┏━━
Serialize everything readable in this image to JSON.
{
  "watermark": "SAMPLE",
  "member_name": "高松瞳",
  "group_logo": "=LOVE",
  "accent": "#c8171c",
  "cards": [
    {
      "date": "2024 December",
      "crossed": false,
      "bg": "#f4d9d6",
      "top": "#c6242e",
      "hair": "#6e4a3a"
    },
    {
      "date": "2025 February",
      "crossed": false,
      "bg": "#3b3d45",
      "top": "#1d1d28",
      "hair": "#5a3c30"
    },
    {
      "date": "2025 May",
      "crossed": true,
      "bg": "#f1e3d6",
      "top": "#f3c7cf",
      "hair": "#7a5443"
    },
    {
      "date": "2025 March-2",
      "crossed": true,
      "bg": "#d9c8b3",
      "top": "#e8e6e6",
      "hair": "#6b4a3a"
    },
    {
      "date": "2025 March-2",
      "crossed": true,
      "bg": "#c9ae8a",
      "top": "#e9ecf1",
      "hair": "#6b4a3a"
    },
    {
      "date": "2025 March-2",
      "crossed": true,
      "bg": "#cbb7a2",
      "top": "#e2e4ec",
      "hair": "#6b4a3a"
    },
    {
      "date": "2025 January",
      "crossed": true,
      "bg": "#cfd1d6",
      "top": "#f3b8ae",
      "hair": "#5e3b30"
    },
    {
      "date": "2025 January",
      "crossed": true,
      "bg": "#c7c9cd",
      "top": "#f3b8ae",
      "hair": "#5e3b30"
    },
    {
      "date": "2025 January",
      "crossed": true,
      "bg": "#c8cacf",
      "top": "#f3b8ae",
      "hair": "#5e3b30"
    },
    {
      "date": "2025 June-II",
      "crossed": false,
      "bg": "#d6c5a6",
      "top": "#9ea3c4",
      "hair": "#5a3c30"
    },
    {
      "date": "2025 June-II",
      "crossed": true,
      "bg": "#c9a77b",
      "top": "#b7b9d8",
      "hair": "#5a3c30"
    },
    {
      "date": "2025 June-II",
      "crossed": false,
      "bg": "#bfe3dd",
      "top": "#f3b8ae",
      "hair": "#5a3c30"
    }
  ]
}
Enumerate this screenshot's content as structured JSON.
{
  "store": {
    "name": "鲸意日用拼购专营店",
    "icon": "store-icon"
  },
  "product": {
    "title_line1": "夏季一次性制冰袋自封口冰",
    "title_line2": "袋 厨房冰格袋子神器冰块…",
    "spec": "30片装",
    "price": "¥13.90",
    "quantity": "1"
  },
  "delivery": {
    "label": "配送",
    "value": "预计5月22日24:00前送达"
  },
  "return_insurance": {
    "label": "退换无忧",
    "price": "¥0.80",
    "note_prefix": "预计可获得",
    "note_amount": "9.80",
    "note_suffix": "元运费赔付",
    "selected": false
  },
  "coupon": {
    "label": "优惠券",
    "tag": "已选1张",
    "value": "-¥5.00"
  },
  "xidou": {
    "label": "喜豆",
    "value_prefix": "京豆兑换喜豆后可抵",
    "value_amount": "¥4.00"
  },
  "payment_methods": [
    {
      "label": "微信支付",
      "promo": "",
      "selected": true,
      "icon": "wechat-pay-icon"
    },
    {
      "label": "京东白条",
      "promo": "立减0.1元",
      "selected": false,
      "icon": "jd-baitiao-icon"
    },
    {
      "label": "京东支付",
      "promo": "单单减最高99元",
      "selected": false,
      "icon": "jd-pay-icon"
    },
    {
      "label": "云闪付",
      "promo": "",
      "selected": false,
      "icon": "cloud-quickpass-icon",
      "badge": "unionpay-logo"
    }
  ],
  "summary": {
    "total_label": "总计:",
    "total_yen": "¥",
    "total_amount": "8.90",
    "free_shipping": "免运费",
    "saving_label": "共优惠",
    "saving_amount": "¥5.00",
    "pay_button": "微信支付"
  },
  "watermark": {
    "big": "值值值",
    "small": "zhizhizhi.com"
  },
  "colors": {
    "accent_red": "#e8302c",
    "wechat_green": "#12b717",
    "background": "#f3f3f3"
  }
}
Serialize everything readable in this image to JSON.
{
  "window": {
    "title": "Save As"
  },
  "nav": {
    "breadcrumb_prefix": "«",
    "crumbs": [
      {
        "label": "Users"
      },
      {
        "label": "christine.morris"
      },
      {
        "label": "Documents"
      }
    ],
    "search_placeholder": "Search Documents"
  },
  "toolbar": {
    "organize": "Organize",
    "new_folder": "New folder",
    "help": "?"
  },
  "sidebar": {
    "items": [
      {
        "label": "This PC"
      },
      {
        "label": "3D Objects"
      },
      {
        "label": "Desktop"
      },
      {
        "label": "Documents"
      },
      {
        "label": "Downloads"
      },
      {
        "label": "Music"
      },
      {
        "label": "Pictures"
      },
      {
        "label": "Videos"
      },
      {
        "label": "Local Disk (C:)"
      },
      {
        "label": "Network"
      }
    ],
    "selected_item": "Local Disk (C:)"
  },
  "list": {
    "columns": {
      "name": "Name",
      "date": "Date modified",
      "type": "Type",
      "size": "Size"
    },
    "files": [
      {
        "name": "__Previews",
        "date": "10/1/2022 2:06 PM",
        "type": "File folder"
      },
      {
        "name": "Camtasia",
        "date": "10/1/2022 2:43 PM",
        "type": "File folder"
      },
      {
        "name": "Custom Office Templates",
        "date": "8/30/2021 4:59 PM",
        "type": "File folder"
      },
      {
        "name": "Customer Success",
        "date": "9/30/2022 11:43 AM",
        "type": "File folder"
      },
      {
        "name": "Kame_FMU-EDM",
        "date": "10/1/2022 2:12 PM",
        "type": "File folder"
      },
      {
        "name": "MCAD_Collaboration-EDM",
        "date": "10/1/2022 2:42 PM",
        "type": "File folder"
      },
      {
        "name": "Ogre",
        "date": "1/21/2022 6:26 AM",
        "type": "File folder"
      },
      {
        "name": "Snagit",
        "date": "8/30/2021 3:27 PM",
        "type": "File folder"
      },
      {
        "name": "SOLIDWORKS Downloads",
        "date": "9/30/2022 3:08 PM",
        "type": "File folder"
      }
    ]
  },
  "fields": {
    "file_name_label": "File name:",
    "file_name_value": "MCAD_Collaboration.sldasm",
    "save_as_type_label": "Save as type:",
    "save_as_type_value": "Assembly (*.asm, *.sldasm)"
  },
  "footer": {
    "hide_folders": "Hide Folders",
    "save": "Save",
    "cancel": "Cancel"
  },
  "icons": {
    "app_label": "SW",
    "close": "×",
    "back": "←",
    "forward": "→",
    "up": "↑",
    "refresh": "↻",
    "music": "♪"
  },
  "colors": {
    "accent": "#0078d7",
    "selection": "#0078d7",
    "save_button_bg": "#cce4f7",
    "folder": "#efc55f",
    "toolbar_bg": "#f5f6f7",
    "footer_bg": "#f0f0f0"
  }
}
┗━━
--- SET EXERCISE ---
Using the entries above, please restate each one word for word.

--- WRITTEN ANSWER ---
Serialize everything readable in this image to JSON.
{
  "watermark": "SAMPLE",
  "member_name": "高松瞳",
  "group_logo": "=LOVE",
  "accent": "#c8171c",
  "cards": [
    {
      "date": "2024 December",
      "crossed": false,
      "bg": "#f4d9d6",
      "top": "#c6242e",
      "hair": "#6e4a3a"
    },
    {
      "date": "2025 February",
      "crossed": false,
      "bg": "#3b3d45",
      "top": "#1d1d28",
      "hair": "#5a3c30"
    },
    {
      "date": "2025 May",
      "crossed": true,
      "bg": "#f1e3d6",
      "top": "#f3c7cf",
      "hair": "#7a5443"
    },
    {
      "date": "2025 March-2",
      "crossed": true,
      "bg": "#d9c8b3",
      "top": "#e8e6e6",
      "hair": "#6b4a3a"
    },
    {
      "date": "2025 March-2",
      "crossed": true,
      "bg": "#c9ae8a",
      "top": "#e9ecf1",
      "hair": "#6b4a3a"
    },
    {
      "date": "2025 March-2",
      "crossed": true,
      "bg": "#cbb7a2",
      "top": "#e2e4ec",
      "hair": "#6b4a3a"
    },
    {
      "date": "2025 January",
      "crossed": true,
      "bg": "#cfd1d6",
      "top": "#f3b8ae",
      "hair": "#5e3b30"
    },
    {
      "date": "2025 January",
      "crossed": true,
      "bg": "#c7c9cd",
      "top": "#f3b8ae",
      "hair": "#5e3b30"
    },
    {
      "date": "2025 January",
      "crossed": true,
      "bg": "#c8cacf",
      "top": "#f3b8ae",
      "hair": "#5e3b30"
    },
    {
      "date": "2025 June-II",
      "crossed": false,
      "bg": "#d6c5a6",
      "top": "#9ea3c4",
      "hair": "#5a3c30"
    },
    {
      "date": "2025 June-II",
      "crossed": true,
      "bg": "#c9a77b",
      "top": "#b7b9d8",
      "hair": "#5a3c30"
    },
    {
      "date": "2025 June-II",
      "crossed": false,
      "bg": "#bfe3dd",
      "top": "#f3b8ae",
      "hair": "#5a3c30"
    }
  ]
}
Enumerate this screenshot's content as structured JSON.
{
  "store": {
    "name": "鲸意日用拼购专营店",
    "icon": "store-icon"
  },
  "product": {
    "title_line1": "夏季一次性制冰袋自封口冰",
    "title_line2": "袋 厨房冰格袋子神器冰块…",
    "spec": "30片装",
    "price": "¥13.90",
    "quantity": "1"
  },
  "delivery": {
    "label": "配送",
    "value": "预计5月22日24:00前送达"
  },
  "return_insurance": {
    "label": "退换无忧",
    "price": "¥0.80",
    "note_prefix": "预计可获得",
    "note_amount": "9.80",
    "note_suffix": "元运费赔付",
    "selected": false
  },
  "coupon": {
    "label": "优惠券",
    "tag": "已选1张",
    "value": "-¥5.00"
  },
  "xidou": {
    "label": "喜豆",
    "value_prefix": "京豆兑换喜豆后可抵",
    "value_amount": "¥4.00"
  },
  "payment_methods": [
    {
      "label": "微信支付",
      "promo": "",
      "selected": true,
      "icon": "wechat-pay-icon"
    },
    {
      "label": "京东白条",
      "promo": "立减0.1元",
      "selected": false,
      "icon": "jd-baitiao-icon"
    },
    {
      "label": "京东支付",
      "promo": "单单减最高99元",
      "selected": false,
      "icon": "jd-pay-icon"
    },
    {
      "label": "云闪付",
      "promo": "",
      "selected": false,
      "icon": "cloud-quickpass-icon",
      "badge": "unionpay-logo"
    }
  ],
  "summary": {
    "total_label": "总计:",
    "total_yen": "¥",
    "total_amount": "8.90",
    "free_shipping": "免运费",
    "saving_label": "共优惠",
    "saving_amount": "¥5.00",
    "pay_button": "微信支付"
  },
  "watermark": {
    "big": "值值值",
    "small": "zhizhizhi.com"
  },
  "colors": {
    "accent_red": "#e8302c",
    "wechat_green": "#12b717",
    "background": "#f3f3f3"
  }
}
Serialize everything readable in this image to JSON.
{
  "window": {
    "title": "Save As"
  },
  "nav": {
    "breadcrumb_prefix": "«",
    "crumbs": [
      {
        "label": "Users"
      },
      {
        "label": "christine.morris"
      },
      {
        "label": "Documents"
      }
    ],
    "search_placeholder": "Search Documents"
  },
  "toolbar": {
    "organize": "Organize",
    "new_folder": "New folder",
    "help": "?"
  },
  "sidebar": {
    "items": [
      {
        "label": "This PC"
      },
      {
        "label": "3D Objects"
      },
      {
        "label": "Desktop"
      },
      {
        "label": "Documents"
      },
      {
        "label": "Downloads"
      },
      {
        "label": "Music"
      },
      {
        "label": "Pictures"
      },
      {
        "label": "Videos"
      },
      {
        "label": "Local Disk (C:)"
      },
      {
        "label": "Network"
      }
    ],
    "selected_item": "Local Disk (C:)"
  },
  "list": {
    "columns": {
      "name": "Name",
      "date": "Date modified",
      "type": "Type",
      "size": "Size"
    },
    "files": [
      {
        "name": "__Previews",
        "date": "10/1/2022 2:06 PM",
        "type": "File folder"
      },
      {
        "name": "Camtasia",
        "date": "10/1/2022 2:43 PM",
        "type": "File folder"
      },
      {
        "name": "Custom Office Templates",
        "date": "8/30/2021 4:59 PM",
        "type": "File folder"
      },
      {
        "name": "Customer Success",
        "date": "9/30/2022 11:43 AM",
        "type": "File folder"
      },
      {
        "name": "Kame_FMU-EDM",
        "date": "10/1/2022 2:12 PM",
        "type": "File folder"
      },
      {
        "name": "MCAD_Collaboration-EDM",
        "date": "10/1/2022 2:42 PM",
        "type": "File folder"
      },
      {
        "name": "Ogre",
        "date": "1/21/2022 6:26 AM",
        "type": "File folder"
      },
      {
        "name": "Snagit",
        "date": "8/30/2021 3:27 PM",
        "type": "File folder"
      },
      {
        "name": "SOLIDWORKS Downloads",
        "date": "9/30/2022 3:08 PM",
        "type": "File folder"
      }
    ]
  },
  "fields": {
    "file_name_label": "File name:",
    "file_name_value": "MCAD_Collaboration.sldasm",
    "save_as_type_label": "Save as type:",
    "save_as_type_value": "Assembly (*.asm, *.sldasm)"
  },
  "footer": {
    "hide_folders": "Hide Folders",
    "save": "Save",
    "cancel": "Cancel"
  },
  "icons": {
    "app_label": "SW",
    "close": "×",
    "back": "←",
    "forward": "→",
    "up": "↑",
    "refresh": "↻",
    "music": "♪"
  },
  "colors": {
    "accent": "#0078d7",
    "selection": "#0078d7",
    "save_button_bg": "#cce4f7",
    "folder": "#efc55f",
    "toolbar_bg": "#f5f6f7",
    "footer_bg": "#f0f0f0"
  }
}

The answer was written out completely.